Problem description
Gather every line from the entries below that includes "食品及食品安全强制性标准明细表".

Data records

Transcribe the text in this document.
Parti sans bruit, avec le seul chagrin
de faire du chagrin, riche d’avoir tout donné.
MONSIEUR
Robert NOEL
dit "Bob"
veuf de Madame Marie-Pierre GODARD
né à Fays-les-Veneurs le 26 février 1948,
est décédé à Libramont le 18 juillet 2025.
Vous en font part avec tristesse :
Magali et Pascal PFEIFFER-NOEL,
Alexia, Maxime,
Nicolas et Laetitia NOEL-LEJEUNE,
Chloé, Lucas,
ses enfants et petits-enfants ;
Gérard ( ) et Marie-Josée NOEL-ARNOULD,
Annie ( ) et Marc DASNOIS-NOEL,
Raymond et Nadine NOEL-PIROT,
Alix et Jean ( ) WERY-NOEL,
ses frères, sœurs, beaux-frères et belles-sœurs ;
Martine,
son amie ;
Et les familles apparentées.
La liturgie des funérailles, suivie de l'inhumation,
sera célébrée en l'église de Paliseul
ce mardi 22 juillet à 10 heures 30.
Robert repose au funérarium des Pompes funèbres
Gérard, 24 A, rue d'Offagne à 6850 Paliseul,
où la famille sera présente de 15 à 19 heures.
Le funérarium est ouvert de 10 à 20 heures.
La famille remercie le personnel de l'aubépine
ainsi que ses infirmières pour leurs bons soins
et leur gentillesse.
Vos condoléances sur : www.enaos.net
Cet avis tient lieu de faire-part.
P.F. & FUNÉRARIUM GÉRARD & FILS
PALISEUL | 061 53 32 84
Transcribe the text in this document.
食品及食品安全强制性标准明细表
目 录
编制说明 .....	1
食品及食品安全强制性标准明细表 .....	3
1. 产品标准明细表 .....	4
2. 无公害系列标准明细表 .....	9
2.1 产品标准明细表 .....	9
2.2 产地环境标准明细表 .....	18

Output for this exercise
食品及食品安全强制性标准明细表
食品及食品安全强制性标准明细表 .....	3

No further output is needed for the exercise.